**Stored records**
---
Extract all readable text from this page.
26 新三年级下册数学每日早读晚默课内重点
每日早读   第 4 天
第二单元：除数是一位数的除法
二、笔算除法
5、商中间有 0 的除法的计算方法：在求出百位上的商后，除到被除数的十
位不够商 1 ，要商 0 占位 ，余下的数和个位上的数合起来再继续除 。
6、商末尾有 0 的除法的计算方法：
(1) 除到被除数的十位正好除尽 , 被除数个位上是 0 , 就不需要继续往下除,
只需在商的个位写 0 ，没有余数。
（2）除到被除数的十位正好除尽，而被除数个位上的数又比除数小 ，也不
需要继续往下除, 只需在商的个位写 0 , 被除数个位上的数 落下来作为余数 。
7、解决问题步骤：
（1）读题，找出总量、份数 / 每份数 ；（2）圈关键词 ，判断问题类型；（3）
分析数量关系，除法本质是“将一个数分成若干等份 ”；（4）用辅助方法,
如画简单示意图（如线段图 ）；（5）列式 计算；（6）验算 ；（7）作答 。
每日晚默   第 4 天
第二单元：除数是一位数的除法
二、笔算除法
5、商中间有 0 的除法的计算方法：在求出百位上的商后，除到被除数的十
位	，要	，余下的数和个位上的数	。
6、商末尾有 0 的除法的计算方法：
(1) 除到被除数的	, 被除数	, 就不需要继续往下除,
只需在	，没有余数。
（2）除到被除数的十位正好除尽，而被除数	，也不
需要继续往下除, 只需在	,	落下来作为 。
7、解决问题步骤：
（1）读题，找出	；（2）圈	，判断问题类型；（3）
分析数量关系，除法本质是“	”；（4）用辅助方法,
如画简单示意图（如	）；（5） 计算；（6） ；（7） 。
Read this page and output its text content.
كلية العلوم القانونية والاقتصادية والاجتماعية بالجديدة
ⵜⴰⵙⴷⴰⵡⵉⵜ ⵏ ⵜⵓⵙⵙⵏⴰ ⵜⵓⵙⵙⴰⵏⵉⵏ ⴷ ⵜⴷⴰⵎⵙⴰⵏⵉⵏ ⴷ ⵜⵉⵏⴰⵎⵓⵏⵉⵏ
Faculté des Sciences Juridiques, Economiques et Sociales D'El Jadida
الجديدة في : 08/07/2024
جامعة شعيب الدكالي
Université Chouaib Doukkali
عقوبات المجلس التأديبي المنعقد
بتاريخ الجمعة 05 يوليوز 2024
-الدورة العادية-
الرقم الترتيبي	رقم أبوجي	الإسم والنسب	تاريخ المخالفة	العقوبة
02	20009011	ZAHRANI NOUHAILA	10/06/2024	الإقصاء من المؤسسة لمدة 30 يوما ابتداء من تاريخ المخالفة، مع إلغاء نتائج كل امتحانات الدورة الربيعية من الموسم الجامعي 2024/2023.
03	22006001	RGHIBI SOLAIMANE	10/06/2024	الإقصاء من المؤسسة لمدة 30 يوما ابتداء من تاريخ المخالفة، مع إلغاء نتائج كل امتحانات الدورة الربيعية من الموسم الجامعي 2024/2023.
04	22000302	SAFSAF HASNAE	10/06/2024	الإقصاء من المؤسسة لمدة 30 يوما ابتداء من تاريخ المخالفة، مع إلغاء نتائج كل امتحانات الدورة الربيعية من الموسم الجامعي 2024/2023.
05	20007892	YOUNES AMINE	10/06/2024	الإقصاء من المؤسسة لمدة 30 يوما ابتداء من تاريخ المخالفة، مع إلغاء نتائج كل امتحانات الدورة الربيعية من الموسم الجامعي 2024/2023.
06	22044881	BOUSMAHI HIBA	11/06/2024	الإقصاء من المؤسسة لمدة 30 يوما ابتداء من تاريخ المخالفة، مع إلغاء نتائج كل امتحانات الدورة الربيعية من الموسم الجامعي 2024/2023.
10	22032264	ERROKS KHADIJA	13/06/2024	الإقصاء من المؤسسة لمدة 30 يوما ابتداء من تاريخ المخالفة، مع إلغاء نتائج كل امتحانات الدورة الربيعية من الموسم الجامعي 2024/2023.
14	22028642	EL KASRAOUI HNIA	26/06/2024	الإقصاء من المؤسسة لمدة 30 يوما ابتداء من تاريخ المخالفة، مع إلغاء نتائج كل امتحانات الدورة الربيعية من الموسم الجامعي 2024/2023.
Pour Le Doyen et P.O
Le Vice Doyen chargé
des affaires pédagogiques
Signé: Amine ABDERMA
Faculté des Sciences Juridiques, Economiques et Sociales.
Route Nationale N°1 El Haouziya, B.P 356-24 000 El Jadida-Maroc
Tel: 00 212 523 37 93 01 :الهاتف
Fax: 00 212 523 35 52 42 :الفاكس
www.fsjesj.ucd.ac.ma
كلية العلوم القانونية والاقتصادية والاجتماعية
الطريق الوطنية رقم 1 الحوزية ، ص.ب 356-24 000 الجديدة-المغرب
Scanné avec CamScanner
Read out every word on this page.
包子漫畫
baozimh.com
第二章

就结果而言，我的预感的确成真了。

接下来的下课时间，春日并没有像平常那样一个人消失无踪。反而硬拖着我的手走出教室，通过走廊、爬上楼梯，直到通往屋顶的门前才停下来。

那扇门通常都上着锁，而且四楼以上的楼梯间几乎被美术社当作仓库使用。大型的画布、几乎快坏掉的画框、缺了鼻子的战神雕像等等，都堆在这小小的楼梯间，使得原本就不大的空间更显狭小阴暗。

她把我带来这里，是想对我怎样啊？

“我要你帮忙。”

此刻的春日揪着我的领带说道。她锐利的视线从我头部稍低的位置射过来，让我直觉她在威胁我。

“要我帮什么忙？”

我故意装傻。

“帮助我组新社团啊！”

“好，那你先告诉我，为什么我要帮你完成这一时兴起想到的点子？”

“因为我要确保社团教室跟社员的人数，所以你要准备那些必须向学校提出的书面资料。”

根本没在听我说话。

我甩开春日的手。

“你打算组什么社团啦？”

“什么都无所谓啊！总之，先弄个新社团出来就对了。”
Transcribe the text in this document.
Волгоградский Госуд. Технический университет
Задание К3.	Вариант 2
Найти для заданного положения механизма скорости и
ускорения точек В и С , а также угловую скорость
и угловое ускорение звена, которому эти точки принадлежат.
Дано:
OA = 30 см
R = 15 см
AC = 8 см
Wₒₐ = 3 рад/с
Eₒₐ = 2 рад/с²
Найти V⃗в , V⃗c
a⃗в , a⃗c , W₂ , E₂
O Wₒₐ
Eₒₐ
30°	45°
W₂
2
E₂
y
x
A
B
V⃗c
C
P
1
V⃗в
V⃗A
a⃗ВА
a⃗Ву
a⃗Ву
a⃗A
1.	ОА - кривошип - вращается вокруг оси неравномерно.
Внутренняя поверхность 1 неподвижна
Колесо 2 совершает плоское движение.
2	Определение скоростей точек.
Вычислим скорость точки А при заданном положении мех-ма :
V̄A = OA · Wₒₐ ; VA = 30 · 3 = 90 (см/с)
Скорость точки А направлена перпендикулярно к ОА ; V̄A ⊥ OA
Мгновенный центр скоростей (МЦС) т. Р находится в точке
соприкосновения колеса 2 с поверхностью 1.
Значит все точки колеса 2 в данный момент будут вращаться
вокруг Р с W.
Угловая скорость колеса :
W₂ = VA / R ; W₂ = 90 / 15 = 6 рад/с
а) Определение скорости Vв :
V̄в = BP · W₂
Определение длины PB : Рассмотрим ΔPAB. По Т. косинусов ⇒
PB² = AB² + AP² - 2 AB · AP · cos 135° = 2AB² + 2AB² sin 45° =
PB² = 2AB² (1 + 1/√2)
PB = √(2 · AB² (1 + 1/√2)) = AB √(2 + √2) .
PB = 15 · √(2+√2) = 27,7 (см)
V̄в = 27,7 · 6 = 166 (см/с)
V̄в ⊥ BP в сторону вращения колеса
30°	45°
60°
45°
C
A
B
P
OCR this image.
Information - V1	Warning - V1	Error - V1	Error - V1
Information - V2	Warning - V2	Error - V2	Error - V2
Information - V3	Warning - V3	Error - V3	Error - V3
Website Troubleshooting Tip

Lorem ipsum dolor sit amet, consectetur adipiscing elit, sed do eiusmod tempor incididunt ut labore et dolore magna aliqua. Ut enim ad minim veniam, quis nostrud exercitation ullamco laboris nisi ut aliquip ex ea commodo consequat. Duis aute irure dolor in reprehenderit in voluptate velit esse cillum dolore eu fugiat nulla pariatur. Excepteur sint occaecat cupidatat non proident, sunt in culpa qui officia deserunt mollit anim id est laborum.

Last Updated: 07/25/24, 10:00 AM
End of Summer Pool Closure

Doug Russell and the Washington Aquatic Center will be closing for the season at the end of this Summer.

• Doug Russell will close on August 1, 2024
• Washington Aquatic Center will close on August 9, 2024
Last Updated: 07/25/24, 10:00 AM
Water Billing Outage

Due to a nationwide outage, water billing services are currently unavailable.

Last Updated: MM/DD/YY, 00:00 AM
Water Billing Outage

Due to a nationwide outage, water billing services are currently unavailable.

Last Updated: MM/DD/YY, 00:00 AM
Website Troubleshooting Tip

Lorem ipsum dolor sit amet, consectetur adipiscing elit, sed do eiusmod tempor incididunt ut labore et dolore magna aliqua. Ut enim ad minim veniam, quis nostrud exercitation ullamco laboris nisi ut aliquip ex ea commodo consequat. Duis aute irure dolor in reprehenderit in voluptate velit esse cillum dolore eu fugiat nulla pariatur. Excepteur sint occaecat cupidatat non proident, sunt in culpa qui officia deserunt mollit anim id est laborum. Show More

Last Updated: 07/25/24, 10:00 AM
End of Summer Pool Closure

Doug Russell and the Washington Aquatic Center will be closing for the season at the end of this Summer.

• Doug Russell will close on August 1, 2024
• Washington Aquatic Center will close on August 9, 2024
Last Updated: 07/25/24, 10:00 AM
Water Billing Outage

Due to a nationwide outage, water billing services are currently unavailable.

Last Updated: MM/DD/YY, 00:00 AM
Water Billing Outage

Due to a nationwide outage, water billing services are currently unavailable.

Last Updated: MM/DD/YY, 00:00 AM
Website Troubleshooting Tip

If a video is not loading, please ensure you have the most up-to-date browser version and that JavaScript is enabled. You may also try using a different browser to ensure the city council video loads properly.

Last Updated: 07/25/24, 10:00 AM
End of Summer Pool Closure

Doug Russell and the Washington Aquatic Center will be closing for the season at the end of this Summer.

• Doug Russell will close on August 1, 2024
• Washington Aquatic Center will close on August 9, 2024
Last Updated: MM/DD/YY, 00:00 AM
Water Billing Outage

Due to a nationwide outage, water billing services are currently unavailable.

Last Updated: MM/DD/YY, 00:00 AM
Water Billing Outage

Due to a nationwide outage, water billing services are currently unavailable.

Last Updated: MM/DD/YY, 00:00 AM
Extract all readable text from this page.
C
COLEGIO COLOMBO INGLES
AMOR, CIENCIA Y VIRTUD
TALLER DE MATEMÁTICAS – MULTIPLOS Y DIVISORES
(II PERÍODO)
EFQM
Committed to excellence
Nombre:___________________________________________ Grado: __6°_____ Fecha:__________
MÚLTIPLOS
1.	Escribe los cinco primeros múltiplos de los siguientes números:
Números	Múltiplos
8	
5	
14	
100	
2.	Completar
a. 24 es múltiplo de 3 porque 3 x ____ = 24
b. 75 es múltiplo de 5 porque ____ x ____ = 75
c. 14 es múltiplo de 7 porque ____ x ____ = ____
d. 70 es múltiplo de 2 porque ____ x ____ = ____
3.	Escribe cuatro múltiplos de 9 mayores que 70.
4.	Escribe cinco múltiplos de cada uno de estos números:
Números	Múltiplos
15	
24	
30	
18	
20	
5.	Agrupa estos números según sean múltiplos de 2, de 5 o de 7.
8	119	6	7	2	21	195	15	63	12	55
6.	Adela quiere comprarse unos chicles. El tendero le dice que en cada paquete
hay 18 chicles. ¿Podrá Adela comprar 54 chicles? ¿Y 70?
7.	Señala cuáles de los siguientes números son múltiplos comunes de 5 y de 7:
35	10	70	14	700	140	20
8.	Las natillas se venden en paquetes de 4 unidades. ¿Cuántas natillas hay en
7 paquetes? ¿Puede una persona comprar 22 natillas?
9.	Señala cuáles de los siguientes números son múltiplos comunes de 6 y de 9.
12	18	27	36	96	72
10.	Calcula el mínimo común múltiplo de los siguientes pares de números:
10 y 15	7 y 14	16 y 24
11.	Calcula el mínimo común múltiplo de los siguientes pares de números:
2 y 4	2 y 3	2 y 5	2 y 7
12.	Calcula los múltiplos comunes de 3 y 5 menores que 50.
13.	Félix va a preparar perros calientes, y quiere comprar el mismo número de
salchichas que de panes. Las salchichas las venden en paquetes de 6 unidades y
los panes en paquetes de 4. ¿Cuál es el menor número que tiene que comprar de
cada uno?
---
**Requirement**
Pick out the lines that have the word "Economiques". Copy them all.

**Answer for this exercise**
Faculté des Sciences Juridiques, Economiques et Sociales D'El Jadida
Faculté des Sciences Juridiques, Economiques et Sociales.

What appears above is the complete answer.